** START OF Dataset extract **

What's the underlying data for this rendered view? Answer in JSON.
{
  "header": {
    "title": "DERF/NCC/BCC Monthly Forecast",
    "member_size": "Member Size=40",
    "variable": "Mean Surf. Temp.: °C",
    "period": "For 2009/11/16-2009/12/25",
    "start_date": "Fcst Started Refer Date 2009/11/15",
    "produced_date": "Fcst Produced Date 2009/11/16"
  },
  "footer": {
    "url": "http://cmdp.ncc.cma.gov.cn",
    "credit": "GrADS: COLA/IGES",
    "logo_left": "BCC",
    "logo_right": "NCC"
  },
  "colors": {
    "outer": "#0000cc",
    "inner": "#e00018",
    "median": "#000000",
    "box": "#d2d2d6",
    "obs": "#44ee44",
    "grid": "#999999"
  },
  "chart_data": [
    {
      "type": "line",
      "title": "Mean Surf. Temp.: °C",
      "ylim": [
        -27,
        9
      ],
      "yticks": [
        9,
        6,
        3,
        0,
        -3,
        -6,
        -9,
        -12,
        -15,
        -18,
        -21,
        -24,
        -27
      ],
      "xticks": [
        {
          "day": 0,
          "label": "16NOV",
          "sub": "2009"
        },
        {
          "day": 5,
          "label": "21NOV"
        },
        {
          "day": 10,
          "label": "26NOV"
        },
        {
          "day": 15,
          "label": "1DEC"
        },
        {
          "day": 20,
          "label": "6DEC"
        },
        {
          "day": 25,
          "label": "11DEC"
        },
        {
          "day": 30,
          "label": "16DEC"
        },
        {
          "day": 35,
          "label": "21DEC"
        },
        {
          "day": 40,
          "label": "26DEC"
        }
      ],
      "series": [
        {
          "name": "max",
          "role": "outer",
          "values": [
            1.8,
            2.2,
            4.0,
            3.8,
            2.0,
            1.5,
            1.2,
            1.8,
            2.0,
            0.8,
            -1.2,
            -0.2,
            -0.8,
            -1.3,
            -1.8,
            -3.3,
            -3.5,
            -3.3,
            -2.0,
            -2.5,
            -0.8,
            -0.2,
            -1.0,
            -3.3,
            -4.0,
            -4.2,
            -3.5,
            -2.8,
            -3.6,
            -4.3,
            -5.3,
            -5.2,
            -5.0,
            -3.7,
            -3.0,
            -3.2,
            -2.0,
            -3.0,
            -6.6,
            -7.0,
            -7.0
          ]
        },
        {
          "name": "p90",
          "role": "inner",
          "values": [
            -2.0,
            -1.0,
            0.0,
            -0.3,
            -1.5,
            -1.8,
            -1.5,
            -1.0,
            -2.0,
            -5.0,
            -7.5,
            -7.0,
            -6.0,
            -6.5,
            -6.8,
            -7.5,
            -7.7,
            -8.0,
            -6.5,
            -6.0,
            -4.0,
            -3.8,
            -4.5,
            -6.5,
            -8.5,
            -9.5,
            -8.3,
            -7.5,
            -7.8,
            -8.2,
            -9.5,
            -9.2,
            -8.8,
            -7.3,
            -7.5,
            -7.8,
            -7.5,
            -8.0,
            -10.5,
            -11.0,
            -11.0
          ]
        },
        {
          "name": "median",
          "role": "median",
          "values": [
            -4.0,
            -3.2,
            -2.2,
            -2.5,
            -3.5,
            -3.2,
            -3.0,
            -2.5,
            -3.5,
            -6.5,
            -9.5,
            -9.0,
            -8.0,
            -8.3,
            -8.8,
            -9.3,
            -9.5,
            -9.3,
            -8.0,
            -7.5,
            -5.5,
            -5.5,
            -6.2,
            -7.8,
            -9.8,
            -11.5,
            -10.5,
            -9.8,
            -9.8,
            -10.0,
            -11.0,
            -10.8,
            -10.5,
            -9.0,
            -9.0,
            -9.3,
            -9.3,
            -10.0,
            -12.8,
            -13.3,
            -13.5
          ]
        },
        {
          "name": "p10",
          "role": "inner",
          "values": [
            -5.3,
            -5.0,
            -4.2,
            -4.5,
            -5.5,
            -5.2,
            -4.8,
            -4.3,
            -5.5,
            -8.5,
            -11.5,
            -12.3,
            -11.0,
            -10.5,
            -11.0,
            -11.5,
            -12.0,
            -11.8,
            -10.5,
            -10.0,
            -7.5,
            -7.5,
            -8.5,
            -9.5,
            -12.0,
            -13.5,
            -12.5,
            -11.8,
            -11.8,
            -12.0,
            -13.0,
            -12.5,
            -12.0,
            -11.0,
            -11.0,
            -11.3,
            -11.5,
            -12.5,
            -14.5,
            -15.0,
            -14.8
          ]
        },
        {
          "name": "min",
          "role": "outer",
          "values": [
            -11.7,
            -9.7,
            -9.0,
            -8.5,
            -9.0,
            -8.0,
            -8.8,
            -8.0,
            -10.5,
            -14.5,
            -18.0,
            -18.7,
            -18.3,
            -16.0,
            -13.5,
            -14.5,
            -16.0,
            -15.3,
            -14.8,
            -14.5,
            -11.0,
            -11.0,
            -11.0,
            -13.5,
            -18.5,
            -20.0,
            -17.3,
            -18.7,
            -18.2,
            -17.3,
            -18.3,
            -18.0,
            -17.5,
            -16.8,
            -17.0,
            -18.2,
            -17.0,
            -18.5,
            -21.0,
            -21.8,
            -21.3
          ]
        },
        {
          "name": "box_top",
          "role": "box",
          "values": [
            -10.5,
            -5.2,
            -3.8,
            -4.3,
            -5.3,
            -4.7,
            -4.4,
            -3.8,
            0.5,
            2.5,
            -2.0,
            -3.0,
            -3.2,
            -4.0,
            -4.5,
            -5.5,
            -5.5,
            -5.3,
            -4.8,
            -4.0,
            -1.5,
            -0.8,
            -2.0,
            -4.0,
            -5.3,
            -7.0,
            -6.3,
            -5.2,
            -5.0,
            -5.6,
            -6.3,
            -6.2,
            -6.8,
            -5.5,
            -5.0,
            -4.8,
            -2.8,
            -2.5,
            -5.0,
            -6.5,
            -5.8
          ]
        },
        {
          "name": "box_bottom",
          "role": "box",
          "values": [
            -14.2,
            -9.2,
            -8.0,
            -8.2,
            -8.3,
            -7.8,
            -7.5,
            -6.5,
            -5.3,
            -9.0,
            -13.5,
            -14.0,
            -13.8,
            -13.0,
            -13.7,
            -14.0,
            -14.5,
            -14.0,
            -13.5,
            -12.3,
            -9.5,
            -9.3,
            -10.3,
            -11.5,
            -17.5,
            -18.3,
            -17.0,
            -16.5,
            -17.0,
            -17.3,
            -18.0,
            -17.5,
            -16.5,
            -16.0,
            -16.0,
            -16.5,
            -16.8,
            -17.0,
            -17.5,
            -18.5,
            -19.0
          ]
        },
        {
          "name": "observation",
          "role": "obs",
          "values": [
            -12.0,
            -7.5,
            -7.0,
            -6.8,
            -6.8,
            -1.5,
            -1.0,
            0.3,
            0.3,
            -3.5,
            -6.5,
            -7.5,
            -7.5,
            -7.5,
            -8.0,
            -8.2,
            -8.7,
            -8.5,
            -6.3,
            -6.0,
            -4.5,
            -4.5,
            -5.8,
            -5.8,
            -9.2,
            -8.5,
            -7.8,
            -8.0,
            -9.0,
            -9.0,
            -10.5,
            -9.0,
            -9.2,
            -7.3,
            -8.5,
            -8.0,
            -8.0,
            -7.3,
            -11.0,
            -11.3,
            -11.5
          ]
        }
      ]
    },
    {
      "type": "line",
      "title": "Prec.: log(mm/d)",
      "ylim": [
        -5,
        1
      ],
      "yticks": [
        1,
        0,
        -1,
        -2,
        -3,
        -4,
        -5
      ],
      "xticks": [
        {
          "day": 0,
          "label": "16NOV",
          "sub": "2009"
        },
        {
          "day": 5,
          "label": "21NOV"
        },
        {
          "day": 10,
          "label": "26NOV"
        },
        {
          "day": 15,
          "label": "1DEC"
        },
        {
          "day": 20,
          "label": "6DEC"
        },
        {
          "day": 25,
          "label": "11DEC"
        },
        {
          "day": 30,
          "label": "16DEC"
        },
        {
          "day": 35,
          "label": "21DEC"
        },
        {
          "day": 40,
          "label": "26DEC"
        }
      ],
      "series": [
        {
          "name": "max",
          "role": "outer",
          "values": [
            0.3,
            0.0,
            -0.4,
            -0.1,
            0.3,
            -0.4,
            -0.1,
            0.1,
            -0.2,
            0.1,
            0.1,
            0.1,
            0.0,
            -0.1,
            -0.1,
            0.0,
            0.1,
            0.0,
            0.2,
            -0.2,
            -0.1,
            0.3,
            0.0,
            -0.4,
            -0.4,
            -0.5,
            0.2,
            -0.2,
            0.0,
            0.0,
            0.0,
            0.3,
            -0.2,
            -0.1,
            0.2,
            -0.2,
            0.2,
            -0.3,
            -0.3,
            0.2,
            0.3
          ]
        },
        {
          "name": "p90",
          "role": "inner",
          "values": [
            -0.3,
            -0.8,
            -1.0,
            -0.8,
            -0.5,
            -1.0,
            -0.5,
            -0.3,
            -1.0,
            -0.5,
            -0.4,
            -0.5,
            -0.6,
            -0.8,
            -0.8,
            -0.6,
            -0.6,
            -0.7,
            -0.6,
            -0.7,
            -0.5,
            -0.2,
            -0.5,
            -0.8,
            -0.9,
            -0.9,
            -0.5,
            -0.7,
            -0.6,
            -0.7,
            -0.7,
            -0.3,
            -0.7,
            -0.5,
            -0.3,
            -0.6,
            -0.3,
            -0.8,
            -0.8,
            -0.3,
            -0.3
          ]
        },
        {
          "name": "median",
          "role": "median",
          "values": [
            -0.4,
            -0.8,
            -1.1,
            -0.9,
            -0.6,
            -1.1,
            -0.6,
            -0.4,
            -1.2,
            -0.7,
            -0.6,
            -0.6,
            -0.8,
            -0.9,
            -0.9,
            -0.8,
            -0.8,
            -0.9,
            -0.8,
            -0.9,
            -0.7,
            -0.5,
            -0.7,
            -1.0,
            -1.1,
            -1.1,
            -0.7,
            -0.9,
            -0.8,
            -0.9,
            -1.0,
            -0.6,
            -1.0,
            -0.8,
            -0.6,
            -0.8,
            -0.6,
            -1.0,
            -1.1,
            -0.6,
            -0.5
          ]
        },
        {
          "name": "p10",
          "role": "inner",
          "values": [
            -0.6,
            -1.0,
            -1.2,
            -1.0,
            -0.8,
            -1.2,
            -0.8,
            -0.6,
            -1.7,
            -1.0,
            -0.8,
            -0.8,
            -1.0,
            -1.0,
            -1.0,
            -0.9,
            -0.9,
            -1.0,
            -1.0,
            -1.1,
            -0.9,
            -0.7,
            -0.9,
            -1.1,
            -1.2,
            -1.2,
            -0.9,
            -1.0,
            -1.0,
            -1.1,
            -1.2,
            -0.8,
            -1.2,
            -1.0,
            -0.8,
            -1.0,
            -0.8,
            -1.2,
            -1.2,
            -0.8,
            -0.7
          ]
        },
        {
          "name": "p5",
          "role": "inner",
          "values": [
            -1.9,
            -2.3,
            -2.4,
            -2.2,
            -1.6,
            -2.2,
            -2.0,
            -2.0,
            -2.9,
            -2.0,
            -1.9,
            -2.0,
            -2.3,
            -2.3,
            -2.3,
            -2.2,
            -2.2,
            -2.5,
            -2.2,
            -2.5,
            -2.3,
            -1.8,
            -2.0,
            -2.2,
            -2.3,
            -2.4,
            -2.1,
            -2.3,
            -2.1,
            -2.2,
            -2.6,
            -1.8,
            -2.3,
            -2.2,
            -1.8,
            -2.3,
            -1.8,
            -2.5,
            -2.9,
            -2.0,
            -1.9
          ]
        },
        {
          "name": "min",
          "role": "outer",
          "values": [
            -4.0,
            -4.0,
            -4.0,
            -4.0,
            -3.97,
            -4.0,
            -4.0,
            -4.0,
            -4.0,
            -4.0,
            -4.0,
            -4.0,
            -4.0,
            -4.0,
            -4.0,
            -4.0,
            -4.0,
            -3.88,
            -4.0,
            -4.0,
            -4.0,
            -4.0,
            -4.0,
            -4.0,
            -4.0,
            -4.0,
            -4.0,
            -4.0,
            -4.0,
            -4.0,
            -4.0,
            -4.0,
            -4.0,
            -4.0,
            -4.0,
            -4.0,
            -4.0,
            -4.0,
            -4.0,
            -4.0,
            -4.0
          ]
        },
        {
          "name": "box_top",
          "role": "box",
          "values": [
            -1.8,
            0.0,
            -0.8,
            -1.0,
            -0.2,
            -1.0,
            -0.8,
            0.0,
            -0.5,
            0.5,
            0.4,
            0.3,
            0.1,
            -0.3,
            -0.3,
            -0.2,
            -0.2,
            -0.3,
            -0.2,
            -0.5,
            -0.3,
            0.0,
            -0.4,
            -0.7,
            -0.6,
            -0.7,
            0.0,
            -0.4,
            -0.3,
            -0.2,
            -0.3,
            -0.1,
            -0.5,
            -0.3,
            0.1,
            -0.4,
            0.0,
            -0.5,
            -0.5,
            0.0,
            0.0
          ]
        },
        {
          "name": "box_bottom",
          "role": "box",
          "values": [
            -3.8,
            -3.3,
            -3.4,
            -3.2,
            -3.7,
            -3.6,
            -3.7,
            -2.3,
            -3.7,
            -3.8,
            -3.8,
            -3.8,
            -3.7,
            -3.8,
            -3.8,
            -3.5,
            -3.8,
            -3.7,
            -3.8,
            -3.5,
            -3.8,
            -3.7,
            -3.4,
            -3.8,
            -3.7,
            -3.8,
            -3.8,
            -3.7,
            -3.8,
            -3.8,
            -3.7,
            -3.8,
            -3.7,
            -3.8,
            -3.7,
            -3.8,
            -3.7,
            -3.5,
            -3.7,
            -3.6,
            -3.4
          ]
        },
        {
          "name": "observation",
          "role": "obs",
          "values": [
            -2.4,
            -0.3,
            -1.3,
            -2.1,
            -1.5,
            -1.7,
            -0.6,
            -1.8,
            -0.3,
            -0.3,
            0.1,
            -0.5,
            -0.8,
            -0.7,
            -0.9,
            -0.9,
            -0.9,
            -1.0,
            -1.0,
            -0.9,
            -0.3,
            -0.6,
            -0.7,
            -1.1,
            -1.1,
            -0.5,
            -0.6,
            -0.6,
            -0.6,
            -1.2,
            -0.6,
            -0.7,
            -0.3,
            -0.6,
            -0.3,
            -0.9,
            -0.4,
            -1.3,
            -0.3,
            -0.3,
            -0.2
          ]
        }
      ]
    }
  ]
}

** END OF Dataset extract **

Exercise aim -> Show all lines from the records above where the word "title" occurs.

Written response ->
    "title": "DERF/NCC/BCC Monthly Forecast",
      "title": "Mean Surf. Temp.: °C",
      "title": "Prec.: log(mm/d)",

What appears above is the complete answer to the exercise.